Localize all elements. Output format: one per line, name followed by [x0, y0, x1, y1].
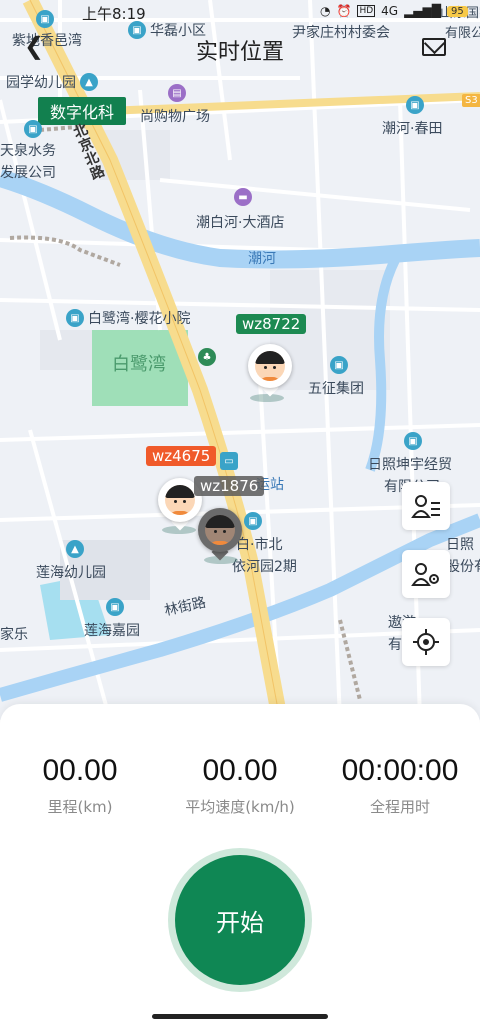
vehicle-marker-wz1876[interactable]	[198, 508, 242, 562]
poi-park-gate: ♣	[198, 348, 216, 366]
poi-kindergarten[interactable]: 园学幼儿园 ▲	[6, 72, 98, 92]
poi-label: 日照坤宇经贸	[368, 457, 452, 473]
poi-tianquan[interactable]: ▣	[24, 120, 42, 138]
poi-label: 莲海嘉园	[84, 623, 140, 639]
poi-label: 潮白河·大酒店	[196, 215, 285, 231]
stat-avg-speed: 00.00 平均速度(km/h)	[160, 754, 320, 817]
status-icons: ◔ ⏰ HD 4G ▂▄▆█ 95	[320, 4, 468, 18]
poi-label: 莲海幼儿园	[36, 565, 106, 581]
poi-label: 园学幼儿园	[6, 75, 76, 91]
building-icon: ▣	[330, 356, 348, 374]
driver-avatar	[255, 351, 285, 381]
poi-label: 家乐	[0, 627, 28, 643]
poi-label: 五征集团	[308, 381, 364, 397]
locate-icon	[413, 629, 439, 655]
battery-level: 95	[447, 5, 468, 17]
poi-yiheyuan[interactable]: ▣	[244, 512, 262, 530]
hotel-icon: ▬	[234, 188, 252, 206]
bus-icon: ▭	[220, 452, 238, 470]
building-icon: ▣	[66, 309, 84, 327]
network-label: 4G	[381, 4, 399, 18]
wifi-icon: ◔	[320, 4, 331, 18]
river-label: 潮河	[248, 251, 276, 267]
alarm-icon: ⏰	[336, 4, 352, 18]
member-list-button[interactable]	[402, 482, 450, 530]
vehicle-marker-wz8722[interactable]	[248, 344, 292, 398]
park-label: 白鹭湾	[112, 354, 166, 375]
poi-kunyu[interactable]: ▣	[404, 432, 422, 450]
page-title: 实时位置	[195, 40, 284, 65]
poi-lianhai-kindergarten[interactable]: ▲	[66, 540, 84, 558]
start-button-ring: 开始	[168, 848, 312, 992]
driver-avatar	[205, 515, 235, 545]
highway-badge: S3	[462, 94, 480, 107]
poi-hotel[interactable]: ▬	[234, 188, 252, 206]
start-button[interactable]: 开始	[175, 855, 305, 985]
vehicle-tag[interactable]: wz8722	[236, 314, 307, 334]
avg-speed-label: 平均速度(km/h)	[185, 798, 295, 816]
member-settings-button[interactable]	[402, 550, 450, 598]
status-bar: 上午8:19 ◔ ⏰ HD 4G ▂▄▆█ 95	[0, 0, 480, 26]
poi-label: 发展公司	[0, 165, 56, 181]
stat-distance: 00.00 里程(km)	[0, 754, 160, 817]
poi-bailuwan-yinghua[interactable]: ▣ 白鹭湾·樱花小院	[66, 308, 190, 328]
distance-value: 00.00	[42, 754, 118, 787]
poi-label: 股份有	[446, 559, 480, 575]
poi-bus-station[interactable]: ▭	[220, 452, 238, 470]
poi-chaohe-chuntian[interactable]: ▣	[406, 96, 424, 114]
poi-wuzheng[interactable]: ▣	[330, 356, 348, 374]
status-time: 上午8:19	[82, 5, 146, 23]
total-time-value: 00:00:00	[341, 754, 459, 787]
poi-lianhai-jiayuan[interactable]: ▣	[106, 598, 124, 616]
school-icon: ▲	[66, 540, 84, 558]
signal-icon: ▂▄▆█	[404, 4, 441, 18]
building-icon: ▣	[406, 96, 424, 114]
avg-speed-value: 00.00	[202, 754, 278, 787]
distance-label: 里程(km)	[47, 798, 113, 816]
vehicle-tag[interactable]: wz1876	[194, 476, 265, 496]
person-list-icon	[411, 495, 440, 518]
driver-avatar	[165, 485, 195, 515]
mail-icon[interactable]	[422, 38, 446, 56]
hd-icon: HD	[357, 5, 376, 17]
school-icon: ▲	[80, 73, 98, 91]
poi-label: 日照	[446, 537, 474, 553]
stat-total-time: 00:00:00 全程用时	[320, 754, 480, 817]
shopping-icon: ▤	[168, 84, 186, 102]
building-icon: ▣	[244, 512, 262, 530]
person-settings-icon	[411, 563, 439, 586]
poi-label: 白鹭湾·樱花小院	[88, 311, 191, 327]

○ ○ ○

● Given task
Copy every row above word for word and in the same order, leaving out the picture.

● Exercise result
Localize all elements. Output format: one per line, name followed by [x0, y0, x1, y1].
vehicle-marker-wz1876[interactable]	[198, 508, 242, 562]
poi-park-gate: ♣	[198, 348, 216, 366]
poi-kindergarten[interactable]: 园学幼儿园 ▲	[6, 72, 98, 92]
poi-label: 日照坤宇经贸	[368, 457, 452, 473]
poi-tianquan[interactable]: ▣	[24, 120, 42, 138]
poi-label: 莲海嘉园	[84, 623, 140, 639]
poi-label: 潮白河·大酒店	[196, 215, 285, 231]
stat-avg-speed: 00.00 平均速度(km/h)	[160, 754, 320, 817]
status-icons: ◔ ⏰ HD 4G ▂▄▆█ 95	[320, 4, 468, 18]
poi-label: 莲海幼儿园	[36, 565, 106, 581]
poi-label: 园学幼儿园	[6, 75, 76, 91]
building-icon: ▣	[330, 356, 348, 374]
driver-avatar	[255, 351, 285, 381]
poi-label: 家乐	[0, 627, 28, 643]
poi-label: 五征集团	[308, 381, 364, 397]
locate-icon	[413, 629, 439, 655]
battery-level: 95	[447, 5, 468, 17]
poi-yiheyuan[interactable]: ▣	[244, 512, 262, 530]
hotel-icon: ▬	[234, 188, 252, 206]
bus-icon: ▭	[220, 452, 238, 470]
building-icon: ▣	[66, 309, 84, 327]
network-label: 4G	[381, 4, 399, 18]
wifi-icon: ◔	[320, 4, 331, 18]
river-label: 潮河	[248, 251, 276, 267]
alarm-icon: ⏰	[336, 4, 352, 18]
member-list-button[interactable]	[402, 482, 450, 530]
vehicle-marker-wz8722[interactable]	[248, 344, 292, 398]
park-label: 白鹭湾	[112, 354, 166, 375]
poi-kunyu[interactable]: ▣	[404, 432, 422, 450]
page-title: 实时位置	[195, 40, 284, 65]
poi-lianhai-kindergarten[interactable]: ▲	[66, 540, 84, 558]
start-button-ring: 开始	[168, 848, 312, 992]
driver-avatar	[205, 515, 235, 545]
highway-badge: S3	[462, 94, 480, 107]
poi-hotel[interactable]: ▬	[234, 188, 252, 206]
start-button[interactable]: 开始	[175, 855, 305, 985]
vehicle-tag[interactable]: wz8722	[236, 314, 307, 334]
avg-speed-label: 平均速度(km/h)	[185, 798, 295, 816]
member-settings-button[interactable]	[402, 550, 450, 598]
status-bar: 上午8:19 ◔ ⏰ HD 4G ▂▄▆█ 95	[0, 0, 480, 26]
poi-label: 发展公司	[0, 165, 56, 181]
stat-distance: 00.00 里程(km)	[0, 754, 160, 817]
poi-bailuwan-yinghua[interactable]: ▣ 白鹭湾·樱花小院	[66, 308, 190, 328]
distance-value: 00.00	[42, 754, 118, 787]
poi-label: 股份有	[446, 559, 480, 575]
poi-bus-station[interactable]: ▭	[220, 452, 238, 470]
poi-chaohe-chuntian[interactable]: ▣	[406, 96, 424, 114]
poi-wuzheng[interactable]: ▣	[330, 356, 348, 374]
status-time: 上午8:19	[82, 5, 146, 23]
total-time-value: 00:00:00	[341, 754, 459, 787]
poi-lianhai-jiayuan[interactable]: ▣	[106, 598, 124, 616]
school-icon: ▲	[66, 540, 84, 558]
signal-icon: ▂▄▆█	[404, 4, 441, 18]
building-icon: ▣	[406, 96, 424, 114]
avg-speed-value: 00.00	[202, 754, 278, 787]
distance-label: 里程(km)	[47, 798, 113, 816]
vehicle-tag[interactable]: wz1876	[194, 476, 265, 496]
person-list-icon	[411, 495, 440, 518]
driver-avatar	[165, 485, 195, 515]
mail-icon[interactable]	[422, 38, 446, 56]
hd-icon: HD	[357, 5, 376, 17]
school-icon: ▲	[80, 73, 98, 91]
poi-label: 日照	[446, 537, 474, 553]
stat-total-time: 00:00:00 全程用时	[320, 754, 480, 817]
shopping-icon: ▤	[168, 84, 186, 102]
building-icon: ▣	[244, 512, 262, 530]
person-settings-icon	[411, 563, 439, 586]
poi-label: 白鹭湾·樱花小院	[88, 311, 191, 327]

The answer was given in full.